Given records START

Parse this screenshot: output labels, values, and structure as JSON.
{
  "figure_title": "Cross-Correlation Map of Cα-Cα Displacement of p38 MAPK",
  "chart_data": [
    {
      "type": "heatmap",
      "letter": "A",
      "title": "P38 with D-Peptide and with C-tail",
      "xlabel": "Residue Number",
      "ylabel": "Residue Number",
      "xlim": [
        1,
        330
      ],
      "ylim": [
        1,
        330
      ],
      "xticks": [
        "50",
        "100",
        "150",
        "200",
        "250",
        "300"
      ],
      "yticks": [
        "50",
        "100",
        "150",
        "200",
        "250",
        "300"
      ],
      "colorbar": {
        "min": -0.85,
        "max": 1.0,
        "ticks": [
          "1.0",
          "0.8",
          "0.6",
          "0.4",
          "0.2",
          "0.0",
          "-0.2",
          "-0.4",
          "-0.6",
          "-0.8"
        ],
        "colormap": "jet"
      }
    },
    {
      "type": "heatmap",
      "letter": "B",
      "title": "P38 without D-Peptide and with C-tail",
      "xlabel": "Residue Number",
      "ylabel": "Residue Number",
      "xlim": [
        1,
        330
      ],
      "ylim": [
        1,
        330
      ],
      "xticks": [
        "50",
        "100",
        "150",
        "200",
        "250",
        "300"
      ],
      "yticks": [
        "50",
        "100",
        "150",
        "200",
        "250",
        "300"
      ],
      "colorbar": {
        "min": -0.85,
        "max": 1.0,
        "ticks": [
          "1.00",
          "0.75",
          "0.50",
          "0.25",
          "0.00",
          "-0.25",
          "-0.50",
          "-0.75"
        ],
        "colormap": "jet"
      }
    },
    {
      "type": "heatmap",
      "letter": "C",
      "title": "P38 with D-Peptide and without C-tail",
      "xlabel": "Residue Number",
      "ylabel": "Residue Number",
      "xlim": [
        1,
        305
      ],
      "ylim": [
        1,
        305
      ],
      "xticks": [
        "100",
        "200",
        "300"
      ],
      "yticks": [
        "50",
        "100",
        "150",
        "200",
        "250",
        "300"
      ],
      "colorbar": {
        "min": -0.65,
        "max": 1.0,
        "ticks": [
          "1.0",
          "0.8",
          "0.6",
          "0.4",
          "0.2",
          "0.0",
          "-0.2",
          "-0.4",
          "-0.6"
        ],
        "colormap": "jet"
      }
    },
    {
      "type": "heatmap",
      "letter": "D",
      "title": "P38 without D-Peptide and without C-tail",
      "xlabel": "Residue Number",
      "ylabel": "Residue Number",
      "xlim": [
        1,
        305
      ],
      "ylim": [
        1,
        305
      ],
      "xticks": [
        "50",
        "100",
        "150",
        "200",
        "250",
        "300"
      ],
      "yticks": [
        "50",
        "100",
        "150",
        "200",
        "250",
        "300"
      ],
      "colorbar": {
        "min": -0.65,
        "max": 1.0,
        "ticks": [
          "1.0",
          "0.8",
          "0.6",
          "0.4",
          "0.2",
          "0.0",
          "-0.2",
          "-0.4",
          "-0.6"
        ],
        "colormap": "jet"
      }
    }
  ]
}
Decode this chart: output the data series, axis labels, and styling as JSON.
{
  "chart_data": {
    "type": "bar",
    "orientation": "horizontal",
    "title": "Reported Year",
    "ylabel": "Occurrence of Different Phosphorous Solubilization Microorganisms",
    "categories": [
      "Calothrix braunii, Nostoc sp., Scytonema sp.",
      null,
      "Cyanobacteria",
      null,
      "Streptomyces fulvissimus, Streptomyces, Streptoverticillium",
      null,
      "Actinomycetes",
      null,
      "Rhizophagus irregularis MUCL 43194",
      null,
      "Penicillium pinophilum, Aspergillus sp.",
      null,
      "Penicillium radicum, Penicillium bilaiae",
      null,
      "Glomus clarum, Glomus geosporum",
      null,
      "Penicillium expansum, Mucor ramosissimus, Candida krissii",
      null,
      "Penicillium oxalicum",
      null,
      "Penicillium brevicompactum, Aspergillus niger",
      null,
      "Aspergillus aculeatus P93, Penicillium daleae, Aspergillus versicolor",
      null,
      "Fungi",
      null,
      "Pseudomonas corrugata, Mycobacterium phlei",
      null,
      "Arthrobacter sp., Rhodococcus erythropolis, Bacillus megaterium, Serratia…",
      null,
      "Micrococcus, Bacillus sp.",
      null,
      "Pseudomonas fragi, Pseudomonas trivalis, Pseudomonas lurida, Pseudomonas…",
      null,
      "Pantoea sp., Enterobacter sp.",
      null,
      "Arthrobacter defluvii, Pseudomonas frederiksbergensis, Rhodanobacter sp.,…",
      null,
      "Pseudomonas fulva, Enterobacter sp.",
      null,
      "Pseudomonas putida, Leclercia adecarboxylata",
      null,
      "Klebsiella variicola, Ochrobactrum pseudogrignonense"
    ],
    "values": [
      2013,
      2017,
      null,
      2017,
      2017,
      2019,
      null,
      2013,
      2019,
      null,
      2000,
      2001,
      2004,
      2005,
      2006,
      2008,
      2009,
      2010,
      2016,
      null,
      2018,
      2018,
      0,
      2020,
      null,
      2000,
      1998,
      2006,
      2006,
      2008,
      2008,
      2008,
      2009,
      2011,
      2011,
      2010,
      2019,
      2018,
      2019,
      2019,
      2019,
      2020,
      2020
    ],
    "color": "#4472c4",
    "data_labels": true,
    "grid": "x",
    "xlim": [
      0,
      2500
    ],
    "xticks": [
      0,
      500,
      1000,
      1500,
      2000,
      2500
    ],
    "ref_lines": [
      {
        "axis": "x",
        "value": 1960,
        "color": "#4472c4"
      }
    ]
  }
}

Given records END

Brief
From first line to last, transcribe the material exactly.

Task output
Parse this screenshot: output labels, values, and structure as JSON.
{
  "figure_title": "Cross-Correlation Map of Cα-Cα Displacement of p38 MAPK",
  "chart_data": [
    {
      "type": "heatmap",
      "letter": "A",
      "title": "P38 with D-Peptide and with C-tail",
      "xlabel": "Residue Number",
      "ylabel": "Residue Number",
      "xlim": [
        1,
        330
      ],
      "ylim": [
        1,
        330
      ],
      "xticks": [
        "50",
        "100",
        "150",
        "200",
        "250",
        "300"
      ],
      "yticks": [
        "50",
        "100",
        "150",
        "200",
        "250",
        "300"
      ],
      "colorbar": {
        "min": -0.85,
        "max": 1.0,
        "ticks": [
          "1.0",
          "0.8",
          "0.6",
          "0.4",
          "0.2",
          "0.0",
          "-0.2",
          "-0.4",
          "-0.6",
          "-0.8"
        ],
        "colormap": "jet"
      }
    },
    {
      "type": "heatmap",
      "letter": "B",
      "title": "P38 without D-Peptide and with C-tail",
      "xlabel": "Residue Number",
      "ylabel": "Residue Number",
      "xlim": [
        1,
        330
      ],
      "ylim": [
        1,
        330
      ],
      "xticks": [
        "50",
        "100",
        "150",
        "200",
        "250",
        "300"
      ],
      "yticks": [
        "50",
        "100",
        "150",
        "200",
        "250",
        "300"
      ],
      "colorbar": {
        "min": -0.85,
        "max": 1.0,
        "ticks": [
          "1.00",
          "0.75",
          "0.50",
          "0.25",
          "0.00",
          "-0.25",
          "-0.50",
          "-0.75"
        ],
        "colormap": "jet"
      }
    },
    {
      "type": "heatmap",
      "letter": "C",
      "title": "P38 with D-Peptide and without C-tail",
      "xlabel": "Residue Number",
      "ylabel": "Residue Number",
      "xlim": [
        1,
        305
      ],
      "ylim": [
        1,
        305
      ],
      "xticks": [
        "100",
        "200",
        "300"
      ],
      "yticks": [
        "50",
        "100",
        "150",
        "200",
        "250",
        "300"
      ],
      "colorbar": {
        "min": -0.65,
        "max": 1.0,
        "ticks": [
          "1.0",
          "0.8",
          "0.6",
          "0.4",
          "0.2",
          "0.0",
          "-0.2",
          "-0.4",
          "-0.6"
        ],
        "colormap": "jet"
      }
    },
    {
      "type": "heatmap",
      "letter": "D",
      "title": "P38 without D-Peptide and without C-tail",
      "xlabel": "Residue Number",
      "ylabel": "Residue Number",
      "xlim": [
        1,
        305
      ],
      "ylim": [
        1,
        305
      ],
      "xticks": [
        "50",
        "100",
        "150",
        "200",
        "250",
        "300"
      ],
      "yticks": [
        "50",
        "100",
        "150",
        "200",
        "250",
        "300"
      ],
      "colorbar": {
        "min": -0.65,
        "max": 1.0,
        "ticks": [
          "1.0",
          "0.8",
          "0.6",
          "0.4",
          "0.2",
          "0.0",
          "-0.2",
          "-0.4",
          "-0.6"
        ],
        "colormap": "jet"
      }
    }
  ]
}
Decode this chart: output the data series, axis labels, and styling as JSON.
{
  "chart_data": {
    "type": "bar",
    "orientation": "horizontal",
    "title": "Reported Year",
    "ylabel": "Occurrence of Different Phosphorous Solubilization Microorganisms",
    "categories": [
      "Calothrix braunii, Nostoc sp., Scytonema sp.",
      null,
      "Cyanobacteria",
      null,
      "Streptomyces fulvissimus, Streptomyces, Streptoverticillium",
      null,
      "Actinomycetes",
      null,
      "Rhizophagus irregularis MUCL 43194",
      null,
      "Penicillium pinophilum, Aspergillus sp.",
      null,
      "Penicillium radicum, Penicillium bilaiae",
      null,
      "Glomus clarum, Glomus geosporum",
      null,
      "Penicillium expansum, Mucor ramosissimus, Candida krissii",
      null,
      "Penicillium oxalicum",
      null,
      "Penicillium brevicompactum, Aspergillus niger",
      null,
      "Aspergillus aculeatus P93, Penicillium daleae, Aspergillus versicolor",
      null,
      "Fungi",
      null,
      "Pseudomonas corrugata, Mycobacterium phlei",
      null,
      "Arthrobacter sp., Rhodococcus erythropolis, Bacillus megaterium, Serratia…",
      null,
      "Micrococcus, Bacillus sp.",
      null,
      "Pseudomonas fragi, Pseudomonas trivalis, Pseudomonas lurida, Pseudomonas…",
      null,
      "Pantoea sp., Enterobacter sp.",
      null,
      "Arthrobacter defluvii, Pseudomonas frederiksbergensis, Rhodanobacter sp.,…",
      null,
      "Pseudomonas fulva, Enterobacter sp.",
      null,
      "Pseudomonas putida, Leclercia adecarboxylata",
      null,
      "Klebsiella variicola, Ochrobactrum pseudogrignonense"
    ],
    "values": [
      2013,
      2017,
      null,
      2017,
      2017,
      2019,
      null,
      2013,
      2019,
      null,
      2000,
      2001,
      2004,
      2005,
      2006,
      2008,
      2009,
      2010,
      2016,
      null,
      2018,
      2018,
      0,
      2020,
      null,
      2000,
      1998,
      2006,
      2006,
      2008,
      2008,
      2008,
      2009,
      2011,
      2011,
      2010,
      2019,
      2018,
      2019,
      2019,
      2019,
      2020,
      2020
    ],
    "color": "#4472c4",
    "data_labels": true,
    "grid": "x",
    "xlim": [
      0,
      2500
    ],
    "xticks": [
      0,
      500,
      1000,
      1500,
      2000,
      2500
    ],
    "ref_lines": [
      {
        "axis": "x",
        "value": 1960,
        "color": "#4472c4"
      }
    ]
  }
}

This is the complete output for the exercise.